THE INPUT:
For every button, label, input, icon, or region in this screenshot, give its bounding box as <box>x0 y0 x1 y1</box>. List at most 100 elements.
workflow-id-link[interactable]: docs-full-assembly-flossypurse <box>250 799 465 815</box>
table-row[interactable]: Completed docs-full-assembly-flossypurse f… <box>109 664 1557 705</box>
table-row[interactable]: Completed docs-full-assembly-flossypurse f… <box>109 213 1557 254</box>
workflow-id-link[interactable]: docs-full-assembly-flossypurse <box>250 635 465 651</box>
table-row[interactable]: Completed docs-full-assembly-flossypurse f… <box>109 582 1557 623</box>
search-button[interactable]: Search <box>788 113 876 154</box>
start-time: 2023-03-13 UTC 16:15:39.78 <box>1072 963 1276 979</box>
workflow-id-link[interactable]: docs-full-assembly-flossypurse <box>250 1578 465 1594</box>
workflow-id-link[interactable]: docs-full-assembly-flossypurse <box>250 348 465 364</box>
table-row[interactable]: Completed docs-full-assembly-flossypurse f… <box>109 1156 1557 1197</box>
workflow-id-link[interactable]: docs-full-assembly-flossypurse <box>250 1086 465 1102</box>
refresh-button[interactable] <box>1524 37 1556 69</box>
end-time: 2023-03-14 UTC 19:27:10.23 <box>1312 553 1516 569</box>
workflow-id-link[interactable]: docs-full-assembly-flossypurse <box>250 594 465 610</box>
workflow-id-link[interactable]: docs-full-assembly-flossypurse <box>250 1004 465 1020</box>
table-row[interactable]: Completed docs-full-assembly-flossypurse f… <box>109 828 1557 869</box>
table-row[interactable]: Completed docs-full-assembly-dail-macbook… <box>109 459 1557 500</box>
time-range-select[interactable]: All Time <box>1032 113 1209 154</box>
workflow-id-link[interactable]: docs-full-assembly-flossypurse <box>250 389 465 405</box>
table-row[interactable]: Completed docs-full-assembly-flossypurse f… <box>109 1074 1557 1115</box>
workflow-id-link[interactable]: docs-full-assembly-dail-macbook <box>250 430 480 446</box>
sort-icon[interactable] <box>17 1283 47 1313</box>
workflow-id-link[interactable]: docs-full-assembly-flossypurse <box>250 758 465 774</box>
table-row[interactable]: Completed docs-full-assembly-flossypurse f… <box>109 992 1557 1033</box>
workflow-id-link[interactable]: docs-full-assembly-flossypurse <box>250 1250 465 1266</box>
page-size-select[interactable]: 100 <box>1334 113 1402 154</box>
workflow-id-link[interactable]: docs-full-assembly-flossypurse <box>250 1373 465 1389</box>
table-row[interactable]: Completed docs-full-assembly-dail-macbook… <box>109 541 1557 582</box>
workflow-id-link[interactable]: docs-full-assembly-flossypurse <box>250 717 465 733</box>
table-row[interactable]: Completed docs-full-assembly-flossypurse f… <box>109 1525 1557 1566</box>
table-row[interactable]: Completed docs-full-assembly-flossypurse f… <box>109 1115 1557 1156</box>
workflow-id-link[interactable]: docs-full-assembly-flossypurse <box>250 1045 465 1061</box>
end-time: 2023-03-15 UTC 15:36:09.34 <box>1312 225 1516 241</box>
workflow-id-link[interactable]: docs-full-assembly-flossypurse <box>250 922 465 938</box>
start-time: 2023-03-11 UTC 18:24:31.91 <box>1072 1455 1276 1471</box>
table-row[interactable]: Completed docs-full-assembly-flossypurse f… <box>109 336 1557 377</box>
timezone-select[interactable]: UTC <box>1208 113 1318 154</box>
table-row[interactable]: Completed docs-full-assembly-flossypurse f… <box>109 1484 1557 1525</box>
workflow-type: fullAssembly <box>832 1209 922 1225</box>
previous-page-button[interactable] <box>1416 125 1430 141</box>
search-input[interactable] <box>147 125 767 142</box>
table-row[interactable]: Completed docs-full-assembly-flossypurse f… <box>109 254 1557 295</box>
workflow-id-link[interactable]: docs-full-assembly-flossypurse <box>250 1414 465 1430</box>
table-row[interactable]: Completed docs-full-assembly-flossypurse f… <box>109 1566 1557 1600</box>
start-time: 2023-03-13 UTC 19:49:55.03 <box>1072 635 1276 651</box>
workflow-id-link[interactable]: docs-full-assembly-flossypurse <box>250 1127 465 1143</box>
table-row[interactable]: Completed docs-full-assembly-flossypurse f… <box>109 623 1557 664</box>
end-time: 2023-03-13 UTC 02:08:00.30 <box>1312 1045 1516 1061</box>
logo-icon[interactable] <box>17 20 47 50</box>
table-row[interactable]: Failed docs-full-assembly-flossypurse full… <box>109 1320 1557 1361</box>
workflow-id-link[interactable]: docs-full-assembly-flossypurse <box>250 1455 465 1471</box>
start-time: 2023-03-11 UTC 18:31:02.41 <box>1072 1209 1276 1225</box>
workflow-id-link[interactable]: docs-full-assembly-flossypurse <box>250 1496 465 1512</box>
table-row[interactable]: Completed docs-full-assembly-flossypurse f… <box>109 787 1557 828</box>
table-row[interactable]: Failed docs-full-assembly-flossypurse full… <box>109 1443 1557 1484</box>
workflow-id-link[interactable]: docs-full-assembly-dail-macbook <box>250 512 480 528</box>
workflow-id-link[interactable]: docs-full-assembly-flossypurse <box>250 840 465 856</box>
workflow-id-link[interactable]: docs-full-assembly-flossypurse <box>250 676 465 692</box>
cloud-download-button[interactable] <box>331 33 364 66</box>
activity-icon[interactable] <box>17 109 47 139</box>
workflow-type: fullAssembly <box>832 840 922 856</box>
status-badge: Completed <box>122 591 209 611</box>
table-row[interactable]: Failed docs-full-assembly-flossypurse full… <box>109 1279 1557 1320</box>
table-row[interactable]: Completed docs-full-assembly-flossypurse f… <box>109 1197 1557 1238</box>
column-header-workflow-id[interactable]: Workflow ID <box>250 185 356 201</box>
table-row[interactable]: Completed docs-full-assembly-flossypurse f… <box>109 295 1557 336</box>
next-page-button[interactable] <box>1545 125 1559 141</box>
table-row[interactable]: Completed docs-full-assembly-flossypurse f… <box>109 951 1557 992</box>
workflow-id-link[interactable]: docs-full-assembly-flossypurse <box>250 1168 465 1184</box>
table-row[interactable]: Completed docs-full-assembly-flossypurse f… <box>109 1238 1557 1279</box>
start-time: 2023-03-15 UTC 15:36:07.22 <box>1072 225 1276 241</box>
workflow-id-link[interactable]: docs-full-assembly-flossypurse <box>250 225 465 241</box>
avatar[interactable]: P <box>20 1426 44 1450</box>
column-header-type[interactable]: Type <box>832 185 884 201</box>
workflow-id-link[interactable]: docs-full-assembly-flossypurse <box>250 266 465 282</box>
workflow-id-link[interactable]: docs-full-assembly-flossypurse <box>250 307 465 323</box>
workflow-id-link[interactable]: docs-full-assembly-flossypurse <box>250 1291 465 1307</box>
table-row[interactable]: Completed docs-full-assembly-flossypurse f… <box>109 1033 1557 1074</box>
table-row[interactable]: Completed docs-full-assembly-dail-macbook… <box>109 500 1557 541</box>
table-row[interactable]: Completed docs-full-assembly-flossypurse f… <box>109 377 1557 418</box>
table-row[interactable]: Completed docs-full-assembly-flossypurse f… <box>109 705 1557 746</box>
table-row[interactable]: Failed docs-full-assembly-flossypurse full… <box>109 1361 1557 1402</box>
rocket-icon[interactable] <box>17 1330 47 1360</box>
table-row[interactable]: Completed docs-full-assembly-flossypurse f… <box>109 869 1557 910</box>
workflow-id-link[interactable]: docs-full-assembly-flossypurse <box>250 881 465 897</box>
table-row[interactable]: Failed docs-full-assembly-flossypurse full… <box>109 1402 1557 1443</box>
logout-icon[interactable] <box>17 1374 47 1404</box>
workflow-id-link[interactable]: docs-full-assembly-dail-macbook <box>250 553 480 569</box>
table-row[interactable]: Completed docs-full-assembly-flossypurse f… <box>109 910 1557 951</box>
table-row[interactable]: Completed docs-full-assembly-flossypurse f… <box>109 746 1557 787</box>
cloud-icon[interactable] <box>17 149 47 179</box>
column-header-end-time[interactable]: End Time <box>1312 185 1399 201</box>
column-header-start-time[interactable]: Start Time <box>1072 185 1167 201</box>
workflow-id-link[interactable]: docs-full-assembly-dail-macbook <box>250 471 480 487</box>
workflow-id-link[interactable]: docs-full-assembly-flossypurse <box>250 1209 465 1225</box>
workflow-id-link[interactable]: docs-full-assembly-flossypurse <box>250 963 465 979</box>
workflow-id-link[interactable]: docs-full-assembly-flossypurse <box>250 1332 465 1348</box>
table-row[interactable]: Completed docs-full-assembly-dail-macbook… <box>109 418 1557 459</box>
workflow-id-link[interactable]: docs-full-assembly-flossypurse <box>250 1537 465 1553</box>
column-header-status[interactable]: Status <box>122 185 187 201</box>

WHAT YOU HAVE TO DO:
Update the data from its first line through the line containing "594 465 610</box>", inclusive, by replacing "refresh-button" with "reload-button". Return only those lines, with everything else unchanged.

FINAL RESULT:
For every button, label, input, icon, or region in this screenshot, give its bounding box as <box>x0 y0 x1 y1</box>. List at most 100 elements.
workflow-id-link[interactable]: docs-full-assembly-flossypurse <box>250 799 465 815</box>
table-row[interactable]: Completed docs-full-assembly-flossypurse f… <box>109 664 1557 705</box>
table-row[interactable]: Completed docs-full-assembly-flossypurse f… <box>109 213 1557 254</box>
workflow-id-link[interactable]: docs-full-assembly-flossypurse <box>250 635 465 651</box>
table-row[interactable]: Completed docs-full-assembly-flossypurse f… <box>109 582 1557 623</box>
search-button[interactable]: Search <box>788 113 876 154</box>
start-time: 2023-03-13 UTC 16:15:39.78 <box>1072 963 1276 979</box>
workflow-id-link[interactable]: docs-full-assembly-flossypurse <box>250 1578 465 1594</box>
workflow-id-link[interactable]: docs-full-assembly-flossypurse <box>250 348 465 364</box>
table-row[interactable]: Completed docs-full-assembly-flossypurse f… <box>109 1156 1557 1197</box>
workflow-id-link[interactable]: docs-full-assembly-flossypurse <box>250 1086 465 1102</box>
reload-button[interactable] <box>1524 37 1556 69</box>
end-time: 2023-03-14 UTC 19:27:10.23 <box>1312 553 1516 569</box>
workflow-id-link[interactable]: docs-full-assembly-flossypurse <box>250 594 465 610</box>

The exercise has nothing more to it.